Task objective —
Lay out the data below as a numbered list, starting at the line that contains "Localize each UI" and ending at the line that contains "- author-name: Laura", with both of those lines included. Include no other lines, and omit any blank ones.

* * *

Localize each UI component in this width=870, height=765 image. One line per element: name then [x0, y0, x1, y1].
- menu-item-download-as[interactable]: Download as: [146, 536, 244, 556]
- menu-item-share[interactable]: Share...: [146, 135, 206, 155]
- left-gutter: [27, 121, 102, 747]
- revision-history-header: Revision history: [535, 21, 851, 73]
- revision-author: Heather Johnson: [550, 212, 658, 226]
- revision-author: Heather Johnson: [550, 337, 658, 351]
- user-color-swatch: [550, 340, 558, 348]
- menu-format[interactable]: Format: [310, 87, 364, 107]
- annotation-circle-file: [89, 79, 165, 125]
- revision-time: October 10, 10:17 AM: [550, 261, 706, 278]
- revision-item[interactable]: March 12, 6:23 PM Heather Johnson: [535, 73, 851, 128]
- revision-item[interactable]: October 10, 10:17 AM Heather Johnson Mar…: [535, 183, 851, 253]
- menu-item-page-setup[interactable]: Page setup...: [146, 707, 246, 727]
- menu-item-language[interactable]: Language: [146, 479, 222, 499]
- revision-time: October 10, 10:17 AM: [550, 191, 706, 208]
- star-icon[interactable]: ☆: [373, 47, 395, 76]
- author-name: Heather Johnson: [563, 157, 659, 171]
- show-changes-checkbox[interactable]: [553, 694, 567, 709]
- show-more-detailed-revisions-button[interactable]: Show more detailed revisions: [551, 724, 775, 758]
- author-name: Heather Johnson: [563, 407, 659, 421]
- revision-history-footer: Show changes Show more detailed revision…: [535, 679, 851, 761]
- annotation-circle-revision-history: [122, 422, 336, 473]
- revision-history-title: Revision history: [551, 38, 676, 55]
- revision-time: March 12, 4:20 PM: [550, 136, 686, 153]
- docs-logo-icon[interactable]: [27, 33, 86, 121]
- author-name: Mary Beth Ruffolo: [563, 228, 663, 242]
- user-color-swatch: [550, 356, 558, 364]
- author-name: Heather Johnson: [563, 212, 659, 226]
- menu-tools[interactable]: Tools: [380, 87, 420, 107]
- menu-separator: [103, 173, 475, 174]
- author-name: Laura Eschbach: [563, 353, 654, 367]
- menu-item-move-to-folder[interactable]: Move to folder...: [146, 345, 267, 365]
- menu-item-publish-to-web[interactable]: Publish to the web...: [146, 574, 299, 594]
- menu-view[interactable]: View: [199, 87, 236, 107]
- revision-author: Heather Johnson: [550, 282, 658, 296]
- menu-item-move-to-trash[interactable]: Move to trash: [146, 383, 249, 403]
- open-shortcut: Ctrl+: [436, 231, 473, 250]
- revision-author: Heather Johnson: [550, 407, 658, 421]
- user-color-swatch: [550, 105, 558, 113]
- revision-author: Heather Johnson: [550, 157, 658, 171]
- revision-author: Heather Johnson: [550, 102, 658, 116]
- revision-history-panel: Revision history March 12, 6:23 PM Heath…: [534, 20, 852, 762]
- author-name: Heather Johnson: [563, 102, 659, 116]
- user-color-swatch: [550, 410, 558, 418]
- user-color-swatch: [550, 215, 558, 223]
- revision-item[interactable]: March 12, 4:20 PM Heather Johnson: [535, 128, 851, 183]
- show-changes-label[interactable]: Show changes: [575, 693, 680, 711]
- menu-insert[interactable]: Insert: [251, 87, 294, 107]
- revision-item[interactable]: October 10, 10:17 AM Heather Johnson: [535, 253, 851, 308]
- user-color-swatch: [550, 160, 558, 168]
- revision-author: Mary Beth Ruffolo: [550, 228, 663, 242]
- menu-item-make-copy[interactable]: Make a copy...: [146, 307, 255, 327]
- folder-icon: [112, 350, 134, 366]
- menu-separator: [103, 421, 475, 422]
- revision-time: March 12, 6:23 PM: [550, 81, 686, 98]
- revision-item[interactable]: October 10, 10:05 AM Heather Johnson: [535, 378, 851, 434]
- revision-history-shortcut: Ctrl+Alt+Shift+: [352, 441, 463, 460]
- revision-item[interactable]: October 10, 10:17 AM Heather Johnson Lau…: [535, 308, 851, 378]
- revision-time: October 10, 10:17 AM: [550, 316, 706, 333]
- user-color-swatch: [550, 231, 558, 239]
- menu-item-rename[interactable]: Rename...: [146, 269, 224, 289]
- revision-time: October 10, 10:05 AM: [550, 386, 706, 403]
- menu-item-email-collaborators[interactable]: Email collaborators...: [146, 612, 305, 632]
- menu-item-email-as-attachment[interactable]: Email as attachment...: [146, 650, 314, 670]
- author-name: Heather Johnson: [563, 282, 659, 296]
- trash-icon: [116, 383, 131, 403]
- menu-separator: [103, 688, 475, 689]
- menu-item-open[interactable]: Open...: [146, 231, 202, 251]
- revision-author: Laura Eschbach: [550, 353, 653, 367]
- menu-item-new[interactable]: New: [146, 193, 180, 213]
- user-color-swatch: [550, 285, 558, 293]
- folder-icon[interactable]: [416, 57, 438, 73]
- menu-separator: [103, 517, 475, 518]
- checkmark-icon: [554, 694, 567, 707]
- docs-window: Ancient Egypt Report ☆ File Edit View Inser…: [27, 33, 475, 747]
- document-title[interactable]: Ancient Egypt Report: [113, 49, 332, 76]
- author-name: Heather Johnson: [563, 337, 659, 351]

* * *

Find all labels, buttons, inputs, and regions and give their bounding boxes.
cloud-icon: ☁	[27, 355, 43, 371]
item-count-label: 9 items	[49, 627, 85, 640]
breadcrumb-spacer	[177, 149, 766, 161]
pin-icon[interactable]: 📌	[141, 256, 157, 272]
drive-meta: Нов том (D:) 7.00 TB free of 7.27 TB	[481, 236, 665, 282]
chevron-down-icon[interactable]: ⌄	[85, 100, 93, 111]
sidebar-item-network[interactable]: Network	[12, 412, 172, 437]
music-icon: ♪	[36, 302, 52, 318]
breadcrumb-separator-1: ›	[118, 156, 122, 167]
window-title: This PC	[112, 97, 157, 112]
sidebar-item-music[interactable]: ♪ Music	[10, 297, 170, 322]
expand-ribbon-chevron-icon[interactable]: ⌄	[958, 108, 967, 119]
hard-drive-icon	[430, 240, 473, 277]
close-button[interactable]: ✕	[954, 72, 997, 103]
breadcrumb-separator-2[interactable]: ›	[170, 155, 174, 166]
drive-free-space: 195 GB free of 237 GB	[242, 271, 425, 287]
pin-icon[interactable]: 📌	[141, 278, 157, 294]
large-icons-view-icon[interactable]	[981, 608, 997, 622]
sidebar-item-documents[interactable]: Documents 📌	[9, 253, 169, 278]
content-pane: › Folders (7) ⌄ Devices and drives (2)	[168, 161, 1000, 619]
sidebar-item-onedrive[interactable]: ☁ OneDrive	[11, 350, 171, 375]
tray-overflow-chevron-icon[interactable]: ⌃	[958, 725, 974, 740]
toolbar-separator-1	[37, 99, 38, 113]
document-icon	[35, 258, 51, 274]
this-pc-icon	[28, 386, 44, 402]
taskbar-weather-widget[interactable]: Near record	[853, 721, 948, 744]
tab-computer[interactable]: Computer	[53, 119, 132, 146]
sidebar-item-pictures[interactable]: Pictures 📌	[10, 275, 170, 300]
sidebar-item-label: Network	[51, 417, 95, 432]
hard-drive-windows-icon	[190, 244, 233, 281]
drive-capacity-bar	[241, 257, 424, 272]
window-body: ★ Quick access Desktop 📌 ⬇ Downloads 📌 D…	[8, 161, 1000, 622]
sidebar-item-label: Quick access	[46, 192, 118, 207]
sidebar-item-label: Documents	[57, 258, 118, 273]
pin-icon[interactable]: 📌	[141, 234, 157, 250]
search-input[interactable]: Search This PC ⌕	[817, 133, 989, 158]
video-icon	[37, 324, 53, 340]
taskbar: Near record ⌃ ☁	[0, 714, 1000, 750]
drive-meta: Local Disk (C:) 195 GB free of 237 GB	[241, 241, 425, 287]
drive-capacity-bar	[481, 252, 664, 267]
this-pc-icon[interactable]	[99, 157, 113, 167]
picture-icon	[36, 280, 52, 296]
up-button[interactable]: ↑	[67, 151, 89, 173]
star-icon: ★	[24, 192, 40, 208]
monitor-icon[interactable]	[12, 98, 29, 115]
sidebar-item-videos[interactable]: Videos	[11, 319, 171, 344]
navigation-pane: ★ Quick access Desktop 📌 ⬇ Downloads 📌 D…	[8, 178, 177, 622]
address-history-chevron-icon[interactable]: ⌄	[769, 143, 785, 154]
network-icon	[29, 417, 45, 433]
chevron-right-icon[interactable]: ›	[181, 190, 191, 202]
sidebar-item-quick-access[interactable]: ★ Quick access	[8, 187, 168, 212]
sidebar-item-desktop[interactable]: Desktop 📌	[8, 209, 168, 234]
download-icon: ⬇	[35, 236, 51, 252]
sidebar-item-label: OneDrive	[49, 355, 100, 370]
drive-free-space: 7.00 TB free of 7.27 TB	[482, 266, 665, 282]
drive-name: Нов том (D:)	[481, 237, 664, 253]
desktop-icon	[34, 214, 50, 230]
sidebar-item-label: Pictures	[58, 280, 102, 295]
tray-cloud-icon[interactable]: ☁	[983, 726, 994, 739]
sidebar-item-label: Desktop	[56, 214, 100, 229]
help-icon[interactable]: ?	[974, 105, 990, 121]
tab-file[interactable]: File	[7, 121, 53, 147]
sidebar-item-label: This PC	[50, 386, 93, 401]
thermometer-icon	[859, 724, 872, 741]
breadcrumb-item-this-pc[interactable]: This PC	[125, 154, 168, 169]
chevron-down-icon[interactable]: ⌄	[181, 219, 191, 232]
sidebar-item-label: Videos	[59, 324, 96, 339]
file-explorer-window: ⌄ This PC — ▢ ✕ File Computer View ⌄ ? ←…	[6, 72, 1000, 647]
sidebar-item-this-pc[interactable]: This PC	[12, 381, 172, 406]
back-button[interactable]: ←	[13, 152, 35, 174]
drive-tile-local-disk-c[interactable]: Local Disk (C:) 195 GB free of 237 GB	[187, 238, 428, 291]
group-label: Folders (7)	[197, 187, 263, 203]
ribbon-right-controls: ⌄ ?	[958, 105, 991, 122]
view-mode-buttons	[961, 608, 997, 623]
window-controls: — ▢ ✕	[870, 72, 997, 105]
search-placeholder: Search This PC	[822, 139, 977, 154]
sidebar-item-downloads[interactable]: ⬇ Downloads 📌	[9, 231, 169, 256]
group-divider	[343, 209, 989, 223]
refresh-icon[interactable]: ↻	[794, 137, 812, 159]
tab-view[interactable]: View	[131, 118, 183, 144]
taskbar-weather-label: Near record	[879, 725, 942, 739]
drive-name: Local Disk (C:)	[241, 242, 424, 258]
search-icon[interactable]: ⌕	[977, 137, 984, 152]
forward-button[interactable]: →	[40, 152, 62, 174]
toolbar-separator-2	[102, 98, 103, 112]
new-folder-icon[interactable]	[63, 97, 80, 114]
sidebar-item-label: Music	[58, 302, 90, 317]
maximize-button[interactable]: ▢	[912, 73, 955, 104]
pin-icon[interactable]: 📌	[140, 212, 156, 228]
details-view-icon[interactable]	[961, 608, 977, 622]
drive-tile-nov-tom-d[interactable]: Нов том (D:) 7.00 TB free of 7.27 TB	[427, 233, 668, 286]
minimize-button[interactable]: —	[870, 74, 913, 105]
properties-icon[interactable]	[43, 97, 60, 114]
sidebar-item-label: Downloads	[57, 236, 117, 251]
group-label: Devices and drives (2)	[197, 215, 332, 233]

* * *

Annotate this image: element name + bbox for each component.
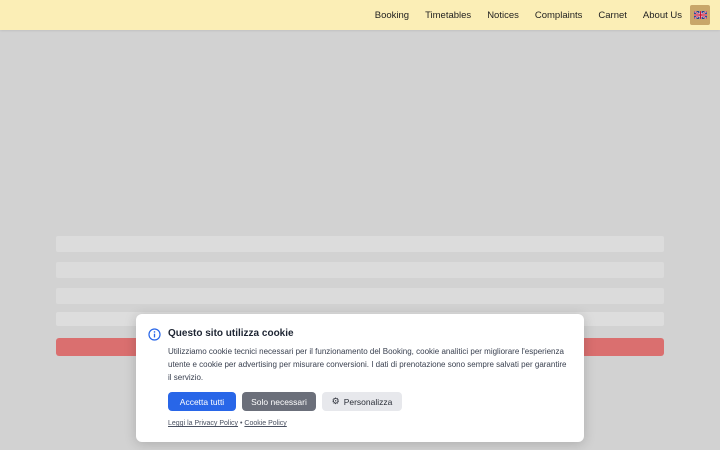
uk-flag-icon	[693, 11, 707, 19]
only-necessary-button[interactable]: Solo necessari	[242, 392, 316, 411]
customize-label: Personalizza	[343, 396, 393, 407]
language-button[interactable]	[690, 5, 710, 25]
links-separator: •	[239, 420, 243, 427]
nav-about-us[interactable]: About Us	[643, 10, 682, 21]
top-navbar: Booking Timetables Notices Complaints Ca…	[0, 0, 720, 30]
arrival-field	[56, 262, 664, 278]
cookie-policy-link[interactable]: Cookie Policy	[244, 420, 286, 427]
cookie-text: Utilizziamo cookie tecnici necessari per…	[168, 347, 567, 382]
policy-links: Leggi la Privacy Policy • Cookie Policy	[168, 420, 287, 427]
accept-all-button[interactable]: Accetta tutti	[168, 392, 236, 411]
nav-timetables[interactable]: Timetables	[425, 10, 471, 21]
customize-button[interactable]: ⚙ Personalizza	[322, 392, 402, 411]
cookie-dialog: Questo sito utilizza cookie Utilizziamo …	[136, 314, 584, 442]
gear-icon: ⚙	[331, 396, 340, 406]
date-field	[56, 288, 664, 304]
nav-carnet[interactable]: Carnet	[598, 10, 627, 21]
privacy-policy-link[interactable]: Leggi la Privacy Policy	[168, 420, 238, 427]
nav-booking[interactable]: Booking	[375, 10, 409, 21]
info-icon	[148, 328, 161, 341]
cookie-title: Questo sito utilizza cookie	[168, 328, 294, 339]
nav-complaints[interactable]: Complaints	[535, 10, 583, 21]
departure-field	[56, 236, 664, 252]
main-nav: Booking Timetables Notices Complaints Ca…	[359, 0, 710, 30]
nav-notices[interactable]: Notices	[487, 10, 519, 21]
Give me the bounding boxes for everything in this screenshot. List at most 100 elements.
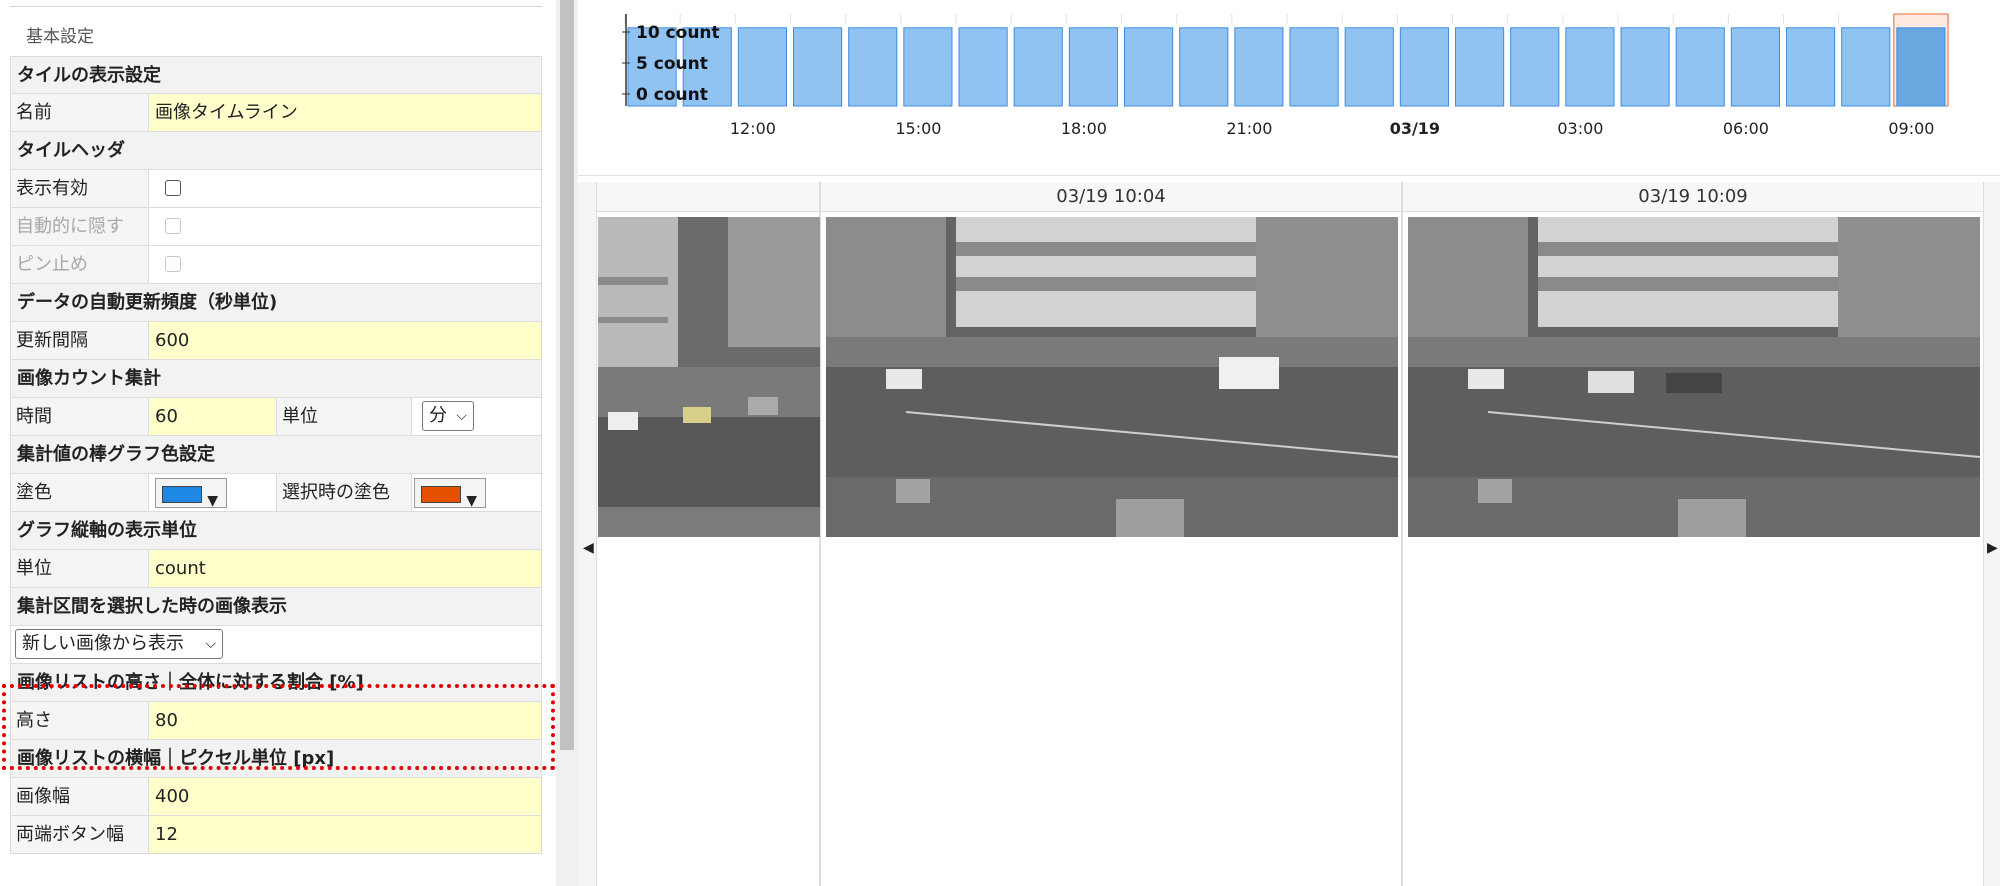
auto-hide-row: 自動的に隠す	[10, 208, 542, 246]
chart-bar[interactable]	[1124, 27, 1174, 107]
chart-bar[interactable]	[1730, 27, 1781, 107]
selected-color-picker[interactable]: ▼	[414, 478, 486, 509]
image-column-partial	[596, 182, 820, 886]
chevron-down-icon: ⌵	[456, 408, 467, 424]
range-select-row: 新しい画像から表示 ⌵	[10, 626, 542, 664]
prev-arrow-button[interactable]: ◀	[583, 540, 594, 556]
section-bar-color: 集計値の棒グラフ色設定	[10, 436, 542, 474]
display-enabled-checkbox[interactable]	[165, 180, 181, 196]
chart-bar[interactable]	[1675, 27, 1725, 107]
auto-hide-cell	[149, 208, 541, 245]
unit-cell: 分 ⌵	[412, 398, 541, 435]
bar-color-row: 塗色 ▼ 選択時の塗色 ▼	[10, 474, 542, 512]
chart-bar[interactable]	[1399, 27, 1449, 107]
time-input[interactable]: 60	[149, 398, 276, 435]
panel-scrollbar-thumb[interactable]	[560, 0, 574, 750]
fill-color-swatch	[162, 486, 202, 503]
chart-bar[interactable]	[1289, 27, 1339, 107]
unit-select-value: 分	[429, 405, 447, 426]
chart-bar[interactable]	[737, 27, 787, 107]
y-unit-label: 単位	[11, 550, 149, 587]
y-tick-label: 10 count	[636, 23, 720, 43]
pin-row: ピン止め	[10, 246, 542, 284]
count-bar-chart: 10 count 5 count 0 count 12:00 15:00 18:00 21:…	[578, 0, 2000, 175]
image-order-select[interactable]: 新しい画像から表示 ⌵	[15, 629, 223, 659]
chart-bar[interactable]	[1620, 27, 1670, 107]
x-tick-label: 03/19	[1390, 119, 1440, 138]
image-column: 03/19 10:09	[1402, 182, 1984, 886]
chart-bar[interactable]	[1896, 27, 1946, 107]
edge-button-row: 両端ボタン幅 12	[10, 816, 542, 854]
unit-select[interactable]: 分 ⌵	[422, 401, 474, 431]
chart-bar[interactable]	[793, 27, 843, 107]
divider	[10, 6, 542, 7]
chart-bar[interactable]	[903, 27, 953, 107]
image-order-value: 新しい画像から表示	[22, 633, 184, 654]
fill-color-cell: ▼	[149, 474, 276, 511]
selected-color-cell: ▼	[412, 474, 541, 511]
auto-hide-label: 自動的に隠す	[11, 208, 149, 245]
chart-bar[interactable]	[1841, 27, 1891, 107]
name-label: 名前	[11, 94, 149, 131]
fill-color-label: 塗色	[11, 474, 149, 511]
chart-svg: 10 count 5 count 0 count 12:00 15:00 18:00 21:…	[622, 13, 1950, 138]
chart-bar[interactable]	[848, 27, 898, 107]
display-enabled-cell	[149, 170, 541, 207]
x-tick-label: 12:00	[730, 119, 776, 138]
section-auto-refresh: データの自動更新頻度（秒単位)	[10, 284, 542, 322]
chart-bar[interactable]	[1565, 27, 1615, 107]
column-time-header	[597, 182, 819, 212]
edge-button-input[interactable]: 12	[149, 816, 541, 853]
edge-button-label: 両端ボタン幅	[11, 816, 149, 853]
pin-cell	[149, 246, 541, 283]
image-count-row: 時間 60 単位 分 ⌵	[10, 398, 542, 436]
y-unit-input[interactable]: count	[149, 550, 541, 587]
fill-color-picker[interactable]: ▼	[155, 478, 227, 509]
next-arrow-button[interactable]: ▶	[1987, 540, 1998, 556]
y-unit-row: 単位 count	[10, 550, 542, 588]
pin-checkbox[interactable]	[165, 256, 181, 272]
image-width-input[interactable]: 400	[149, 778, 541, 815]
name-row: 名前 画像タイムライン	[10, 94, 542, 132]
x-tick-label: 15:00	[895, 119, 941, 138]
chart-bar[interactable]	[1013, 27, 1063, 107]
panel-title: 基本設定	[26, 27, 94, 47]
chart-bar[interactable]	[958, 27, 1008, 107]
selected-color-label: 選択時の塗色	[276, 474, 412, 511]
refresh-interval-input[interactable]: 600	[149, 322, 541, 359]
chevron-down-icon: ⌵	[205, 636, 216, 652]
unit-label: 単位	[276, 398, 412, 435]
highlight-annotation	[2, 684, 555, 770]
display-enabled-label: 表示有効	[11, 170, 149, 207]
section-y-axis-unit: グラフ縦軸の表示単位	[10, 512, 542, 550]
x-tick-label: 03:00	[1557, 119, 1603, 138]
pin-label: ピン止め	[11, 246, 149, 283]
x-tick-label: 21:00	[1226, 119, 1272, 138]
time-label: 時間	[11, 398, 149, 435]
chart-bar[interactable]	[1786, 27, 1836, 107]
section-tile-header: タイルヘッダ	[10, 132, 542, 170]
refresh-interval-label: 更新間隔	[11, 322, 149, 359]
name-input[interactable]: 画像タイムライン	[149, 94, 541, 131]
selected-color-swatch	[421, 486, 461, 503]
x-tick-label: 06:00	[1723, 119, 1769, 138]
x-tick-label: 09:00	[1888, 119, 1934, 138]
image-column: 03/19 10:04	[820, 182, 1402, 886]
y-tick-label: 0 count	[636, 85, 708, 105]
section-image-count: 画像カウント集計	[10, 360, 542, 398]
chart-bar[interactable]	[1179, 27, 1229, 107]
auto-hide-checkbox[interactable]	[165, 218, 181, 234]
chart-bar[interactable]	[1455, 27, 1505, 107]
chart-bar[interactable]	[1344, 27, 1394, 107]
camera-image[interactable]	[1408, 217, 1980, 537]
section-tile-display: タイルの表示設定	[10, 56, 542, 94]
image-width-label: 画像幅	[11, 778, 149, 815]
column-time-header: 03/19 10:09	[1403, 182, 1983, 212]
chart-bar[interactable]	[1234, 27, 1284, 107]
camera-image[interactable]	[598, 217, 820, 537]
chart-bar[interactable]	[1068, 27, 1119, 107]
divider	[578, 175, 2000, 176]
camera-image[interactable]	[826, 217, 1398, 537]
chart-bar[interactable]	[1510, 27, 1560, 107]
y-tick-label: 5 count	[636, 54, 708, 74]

* * *

Written reply —
1. Localize each UI component in this width=870, height=765 image. One line per element: name then [x0, y0, x1, y1].
2. - menu-item-download-as[interactable]: Download as: [146, 536, 244, 556]
3. - menu-item-share[interactable]: Share...: [146, 135, 206, 155]
4. - left-gutter: [27, 121, 102, 747]
5. - revision-history-header: Revision history: [535, 21, 851, 73]
6. - revision-author: Heather Johnson: [550, 212, 658, 226]
7. - revision-author: Heather Johnson: [550, 337, 658, 351]
8. - user-color-swatch: [550, 340, 558, 348]
9. - menu-format[interactable]: Format: [310, 87, 364, 107]
10. - annotation-circle-file: [89, 79, 165, 125]
11. - revision-time: October 10, 10:17 AM: [550, 261, 706, 278]
12. - revision-item[interactable]: March 12, 6:23 PM Heather Johnson: [535, 73, 851, 128]
13. - revision-item[interactable]: October 10, 10:17 AM Heather Johnson Mar…: [535, 183, 851, 253]
14. - menu-item-page-setup[interactable]: Page setup...: [146, 707, 246, 727]
15. - menu-item-language[interactable]: Language: [146, 479, 222, 499]
16. - revision-time: October 10, 10:17 AM: [550, 191, 706, 208]
17. - star-icon[interactable]: ☆: [373, 47, 395, 76]
18. - author-name: Heather Johnson: [563, 157, 659, 171]
19. - show-changes-checkbox[interactable]: [553, 694, 567, 709]
20. - show-more-detailed-revisions-button[interactable]: Show more detailed revisions: [551, 724, 775, 758]
21. - author-name: Heather Johnson: [563, 407, 659, 421]
22. - revision-history-footer: Show changes Show more detailed revision…: [535, 679, 851, 761]
23. - annotation-circle-revision-history: [122, 422, 336, 473]
24. - revision-history-title: Revision history: [551, 38, 676, 55]
25. - revision-time: March 12, 4:20 PM: [550, 136, 686, 153]
26. - docs-logo-icon[interactable]: [27, 33, 86, 121]
27. - author-name: Mary Beth Ruffolo: [563, 228, 663, 242]
28. - user-color-swatch: [550, 356, 558, 364]
29. - author-name: Heather Johnson: [563, 212, 659, 226]
30. - menu-tools[interactable]: Tools: [380, 87, 420, 107]
31. - menu-separator: [103, 173, 475, 174]
32. - author-name: Laura Eschbach: [563, 353, 654, 367]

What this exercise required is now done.